• Task prompt
Where the string "bodyweight" occurs in the material below, report the whole line.

-=-=-

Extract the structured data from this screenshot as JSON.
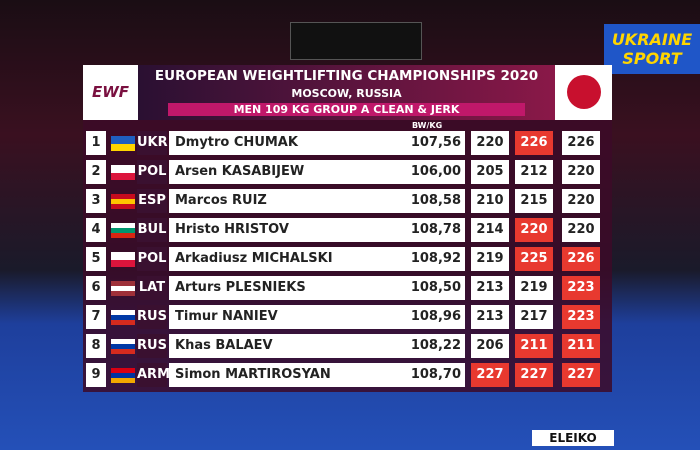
{
  "header": {
    "title": "EUROPEAN WEIGHTLIFTING CHAMPIONSHIPS 2020",
    "location": "MOSCOW, RUSSIA",
    "group": "MEN 109 KG GROUP A CLEAN & JERK",
    "bw_label": "BW/KG"
  },
  "logos": {
    "federation": "EWF",
    "channel_line1": "UKRAINE",
    "channel_line2": "SPORT",
    "sponsor": "ELEIKO"
  },
  "table": {
    "rows": [
      {
        "rank": 1,
        "code": "UKR",
        "flag": [
          "#1f5fbf",
          "#ffd500"
        ],
        "name": "Dmytro CHUMAK",
        "bodyweight": "107,56",
        "attempts": [
          220,
          226,
          226
        ],
        "attempt_colors": [
          "#ffffff",
          "#e8392f",
          "#ffffff"
        ]
      },
      {
        "rank": 2,
        "code": "POL",
        "flag": [
          "#ffffff",
          "#dc143c"
        ],
        "name": "Arsen KASABIJEW",
        "bodyweight": "106,00",
        "attempts": [
          205,
          212,
          220
        ],
        "attempt_colors": [
          "#ffffff",
          "#ffffff",
          "#ffffff"
        ]
      },
      {
        "rank": 3,
        "code": "ESP",
        "flag": [
          "#c60b1e",
          "#ffc400",
          "#c60b1e"
        ],
        "name": "Marcos RUIZ",
        "bodyweight": "108,58",
        "attempts": [
          210,
          215,
          220
        ],
        "attempt_colors": [
          "#ffffff",
          "#ffffff",
          "#ffffff"
        ]
      },
      {
        "rank": 4,
        "code": "BUL",
        "flag": [
          "#ffffff",
          "#00966e",
          "#d62612"
        ],
        "name": "Hristo HRISTOV",
        "bodyweight": "108,78",
        "attempts": [
          214,
          220,
          220
        ],
        "attempt_colors": [
          "#ffffff",
          "#e8392f",
          "#ffffff"
        ]
      },
      {
        "rank": 5,
        "code": "POL",
        "flag": [
          "#ffffff",
          "#dc143c"
        ],
        "name": "Arkadiusz MICHALSKI",
        "bodyweight": "108,92",
        "attempts": [
          219,
          225,
          226
        ],
        "attempt_colors": [
          "#ffffff",
          "#e8392f",
          "#e8392f"
        ]
      },
      {
        "rank": 6,
        "code": "LAT",
        "flag": [
          "#9e3039",
          "#ffffff",
          "#9e3039"
        ],
        "name": "Arturs PLESNIEKS",
        "bodyweight": "108,50",
        "attempts": [
          213,
          219,
          223
        ],
        "attempt_colors": [
          "#ffffff",
          "#ffffff",
          "#e8392f"
        ]
      },
      {
        "rank": 7,
        "code": "RUS",
        "flag": [
          "#ffffff",
          "#0039a6",
          "#d52b1e"
        ],
        "name": "Timur NANIEV",
        "bodyweight": "108,96",
        "attempts": [
          213,
          217,
          223
        ],
        "attempt_colors": [
          "#ffffff",
          "#ffffff",
          "#e8392f"
        ]
      },
      {
        "rank": 8,
        "code": "RUS",
        "flag": [
          "#ffffff",
          "#0039a6",
          "#d52b1e"
        ],
        "name": "Khas BALAEV",
        "bodyweight": "108,22",
        "attempts": [
          206,
          211,
          211
        ],
        "attempt_colors": [
          "#ffffff",
          "#e8392f",
          "#e8392f"
        ]
      },
      {
        "rank": 9,
        "code": "ARM",
        "flag": [
          "#d90012",
          "#0033a0",
          "#f2a800"
        ],
        "name": "Simon MARTIROSYAN",
        "bodyweight": "108,70",
        "attempts": [
          227,
          227,
          227
        ],
        "attempt_colors": [
          "#e8392f",
          "#e8392f",
          "#e8392f"
        ]
      }
    ]
  }
}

-=-=-

• Result for this exercise
        "bodyweight": "107,56",
        "bodyweight": "106,00",
        "bodyweight": "108,58",
        "bodyweight": "108,78",
        "bodyweight": "108,92",
        "bodyweight": "108,50",
        "bodyweight": "108,96",
        "bodyweight": "108,22",
        "bodyweight": "108,70",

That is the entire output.